:: What the task asks ::
Which lines in the records below contain the word "only"? Copy each of them.

:: Given data ::
--- start ---
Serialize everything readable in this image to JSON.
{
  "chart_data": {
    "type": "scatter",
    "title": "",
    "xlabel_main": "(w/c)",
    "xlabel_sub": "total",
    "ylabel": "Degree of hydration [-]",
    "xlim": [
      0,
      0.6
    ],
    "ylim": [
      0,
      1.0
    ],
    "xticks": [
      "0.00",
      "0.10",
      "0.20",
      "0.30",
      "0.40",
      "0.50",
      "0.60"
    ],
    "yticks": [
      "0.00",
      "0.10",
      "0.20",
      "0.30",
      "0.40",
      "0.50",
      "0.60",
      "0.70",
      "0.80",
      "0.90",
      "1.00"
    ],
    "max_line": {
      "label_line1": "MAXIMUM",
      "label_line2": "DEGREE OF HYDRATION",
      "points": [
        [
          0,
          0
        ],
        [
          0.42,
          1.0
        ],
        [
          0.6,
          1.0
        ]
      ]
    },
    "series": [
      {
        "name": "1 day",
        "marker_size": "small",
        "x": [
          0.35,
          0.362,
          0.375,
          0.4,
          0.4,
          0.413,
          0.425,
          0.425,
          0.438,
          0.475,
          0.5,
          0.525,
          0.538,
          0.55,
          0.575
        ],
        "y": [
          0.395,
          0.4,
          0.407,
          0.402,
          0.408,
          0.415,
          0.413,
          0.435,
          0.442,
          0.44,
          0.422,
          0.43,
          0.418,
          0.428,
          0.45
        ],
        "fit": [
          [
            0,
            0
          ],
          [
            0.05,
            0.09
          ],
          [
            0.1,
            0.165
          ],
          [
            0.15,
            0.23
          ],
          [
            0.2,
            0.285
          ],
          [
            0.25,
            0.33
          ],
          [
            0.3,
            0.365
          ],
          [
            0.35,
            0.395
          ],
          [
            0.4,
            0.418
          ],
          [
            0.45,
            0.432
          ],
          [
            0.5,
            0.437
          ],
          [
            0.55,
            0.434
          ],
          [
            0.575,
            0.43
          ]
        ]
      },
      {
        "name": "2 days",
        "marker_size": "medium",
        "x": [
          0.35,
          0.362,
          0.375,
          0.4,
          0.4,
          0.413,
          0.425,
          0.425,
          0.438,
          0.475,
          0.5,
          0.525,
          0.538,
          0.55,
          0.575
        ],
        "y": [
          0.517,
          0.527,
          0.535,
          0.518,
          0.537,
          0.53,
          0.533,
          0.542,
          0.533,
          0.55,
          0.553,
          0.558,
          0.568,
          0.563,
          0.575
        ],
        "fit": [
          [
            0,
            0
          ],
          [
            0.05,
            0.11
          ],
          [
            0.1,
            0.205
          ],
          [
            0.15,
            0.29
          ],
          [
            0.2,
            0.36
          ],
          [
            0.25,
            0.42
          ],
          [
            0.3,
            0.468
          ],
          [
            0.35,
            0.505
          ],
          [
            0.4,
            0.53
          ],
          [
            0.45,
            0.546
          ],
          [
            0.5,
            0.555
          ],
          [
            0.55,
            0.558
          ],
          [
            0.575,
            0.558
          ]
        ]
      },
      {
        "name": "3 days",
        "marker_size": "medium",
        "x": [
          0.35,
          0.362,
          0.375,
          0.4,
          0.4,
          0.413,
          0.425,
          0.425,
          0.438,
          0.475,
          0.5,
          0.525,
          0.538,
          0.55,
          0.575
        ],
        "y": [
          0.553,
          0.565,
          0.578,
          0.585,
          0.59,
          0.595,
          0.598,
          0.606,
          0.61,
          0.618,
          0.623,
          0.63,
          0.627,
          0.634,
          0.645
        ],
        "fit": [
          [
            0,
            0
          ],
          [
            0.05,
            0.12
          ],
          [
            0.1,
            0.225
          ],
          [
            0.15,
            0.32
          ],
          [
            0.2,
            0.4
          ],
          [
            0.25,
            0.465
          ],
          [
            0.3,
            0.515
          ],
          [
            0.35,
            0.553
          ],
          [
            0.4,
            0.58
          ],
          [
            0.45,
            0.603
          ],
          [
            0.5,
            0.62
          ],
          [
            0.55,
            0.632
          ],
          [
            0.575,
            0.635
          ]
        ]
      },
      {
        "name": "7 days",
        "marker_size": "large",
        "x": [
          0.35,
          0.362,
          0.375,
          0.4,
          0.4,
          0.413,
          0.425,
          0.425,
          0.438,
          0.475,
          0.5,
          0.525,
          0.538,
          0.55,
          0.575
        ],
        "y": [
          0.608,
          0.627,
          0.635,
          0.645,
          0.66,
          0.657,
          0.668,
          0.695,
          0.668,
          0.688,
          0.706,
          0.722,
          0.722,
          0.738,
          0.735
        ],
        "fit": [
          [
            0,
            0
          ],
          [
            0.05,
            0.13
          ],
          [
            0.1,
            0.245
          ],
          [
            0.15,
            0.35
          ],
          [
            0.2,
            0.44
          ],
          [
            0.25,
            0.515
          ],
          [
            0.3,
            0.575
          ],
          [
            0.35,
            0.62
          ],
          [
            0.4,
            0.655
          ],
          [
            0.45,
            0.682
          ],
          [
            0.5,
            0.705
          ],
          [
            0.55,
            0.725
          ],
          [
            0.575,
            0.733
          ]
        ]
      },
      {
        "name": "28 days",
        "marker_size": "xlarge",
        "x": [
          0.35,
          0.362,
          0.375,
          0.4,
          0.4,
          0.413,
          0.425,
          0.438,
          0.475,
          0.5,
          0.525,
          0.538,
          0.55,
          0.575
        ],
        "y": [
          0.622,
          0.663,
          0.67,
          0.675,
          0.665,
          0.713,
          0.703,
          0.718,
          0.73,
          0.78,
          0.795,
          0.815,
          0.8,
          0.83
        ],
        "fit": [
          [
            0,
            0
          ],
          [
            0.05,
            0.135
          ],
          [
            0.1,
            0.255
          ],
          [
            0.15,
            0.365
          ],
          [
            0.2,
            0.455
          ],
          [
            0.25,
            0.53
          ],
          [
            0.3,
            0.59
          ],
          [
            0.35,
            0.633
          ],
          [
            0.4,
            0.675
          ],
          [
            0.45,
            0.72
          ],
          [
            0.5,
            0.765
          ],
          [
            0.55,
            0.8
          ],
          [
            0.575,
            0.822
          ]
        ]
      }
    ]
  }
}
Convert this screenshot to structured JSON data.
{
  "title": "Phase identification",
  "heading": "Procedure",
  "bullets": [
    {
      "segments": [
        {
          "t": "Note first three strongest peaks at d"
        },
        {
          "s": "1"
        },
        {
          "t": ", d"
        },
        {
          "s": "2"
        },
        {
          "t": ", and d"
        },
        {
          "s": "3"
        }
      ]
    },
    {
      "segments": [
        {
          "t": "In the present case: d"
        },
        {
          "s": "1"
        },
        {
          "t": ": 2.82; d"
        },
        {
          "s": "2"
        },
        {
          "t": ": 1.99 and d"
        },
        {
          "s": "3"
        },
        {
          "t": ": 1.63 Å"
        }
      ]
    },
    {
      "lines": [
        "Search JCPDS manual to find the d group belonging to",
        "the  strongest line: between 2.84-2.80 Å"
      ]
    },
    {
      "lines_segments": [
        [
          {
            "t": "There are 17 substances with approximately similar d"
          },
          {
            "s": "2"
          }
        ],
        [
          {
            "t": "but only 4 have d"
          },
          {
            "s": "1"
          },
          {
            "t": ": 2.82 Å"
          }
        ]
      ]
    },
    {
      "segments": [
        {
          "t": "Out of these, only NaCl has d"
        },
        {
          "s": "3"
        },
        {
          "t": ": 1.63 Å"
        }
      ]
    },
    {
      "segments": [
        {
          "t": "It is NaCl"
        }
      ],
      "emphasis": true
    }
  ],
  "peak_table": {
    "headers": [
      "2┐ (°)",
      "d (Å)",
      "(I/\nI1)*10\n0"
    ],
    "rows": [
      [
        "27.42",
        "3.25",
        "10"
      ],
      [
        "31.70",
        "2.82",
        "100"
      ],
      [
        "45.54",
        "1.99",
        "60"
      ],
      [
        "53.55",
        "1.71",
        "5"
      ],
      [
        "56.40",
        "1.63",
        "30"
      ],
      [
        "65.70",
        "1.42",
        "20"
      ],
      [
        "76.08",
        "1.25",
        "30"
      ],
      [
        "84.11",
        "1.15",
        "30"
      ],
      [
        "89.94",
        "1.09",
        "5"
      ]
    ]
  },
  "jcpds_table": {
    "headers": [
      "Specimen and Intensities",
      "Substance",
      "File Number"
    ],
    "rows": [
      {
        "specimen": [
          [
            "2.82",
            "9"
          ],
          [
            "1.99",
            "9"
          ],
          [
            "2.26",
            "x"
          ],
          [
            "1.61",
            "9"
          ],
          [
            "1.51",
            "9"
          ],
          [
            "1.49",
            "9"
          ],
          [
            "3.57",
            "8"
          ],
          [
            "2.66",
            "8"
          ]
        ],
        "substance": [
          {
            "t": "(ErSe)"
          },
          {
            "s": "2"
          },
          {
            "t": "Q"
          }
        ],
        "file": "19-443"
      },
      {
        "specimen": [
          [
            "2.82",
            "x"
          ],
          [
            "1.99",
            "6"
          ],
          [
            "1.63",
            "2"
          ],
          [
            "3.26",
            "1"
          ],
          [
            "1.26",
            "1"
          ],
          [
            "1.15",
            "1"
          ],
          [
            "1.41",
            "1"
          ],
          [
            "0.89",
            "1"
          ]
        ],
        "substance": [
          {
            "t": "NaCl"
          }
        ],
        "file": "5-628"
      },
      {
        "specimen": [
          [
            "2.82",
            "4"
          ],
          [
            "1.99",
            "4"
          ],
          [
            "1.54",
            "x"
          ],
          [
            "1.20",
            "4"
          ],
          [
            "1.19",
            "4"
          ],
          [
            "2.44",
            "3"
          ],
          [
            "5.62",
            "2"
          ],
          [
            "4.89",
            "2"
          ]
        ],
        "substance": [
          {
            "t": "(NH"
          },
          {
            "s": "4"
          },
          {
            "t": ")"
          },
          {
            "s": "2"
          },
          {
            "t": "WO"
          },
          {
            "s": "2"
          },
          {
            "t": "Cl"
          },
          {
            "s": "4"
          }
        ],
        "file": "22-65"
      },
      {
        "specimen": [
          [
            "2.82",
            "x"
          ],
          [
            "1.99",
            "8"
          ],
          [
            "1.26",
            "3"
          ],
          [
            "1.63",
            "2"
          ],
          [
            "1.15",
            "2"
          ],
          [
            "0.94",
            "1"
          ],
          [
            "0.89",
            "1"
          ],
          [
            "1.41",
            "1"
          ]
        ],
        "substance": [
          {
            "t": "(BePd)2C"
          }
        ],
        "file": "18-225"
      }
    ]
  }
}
--- end ---
:: Exercise answer ::
            "t": "but only 4 have d"
          "t": "Out of these, only NaCl has d"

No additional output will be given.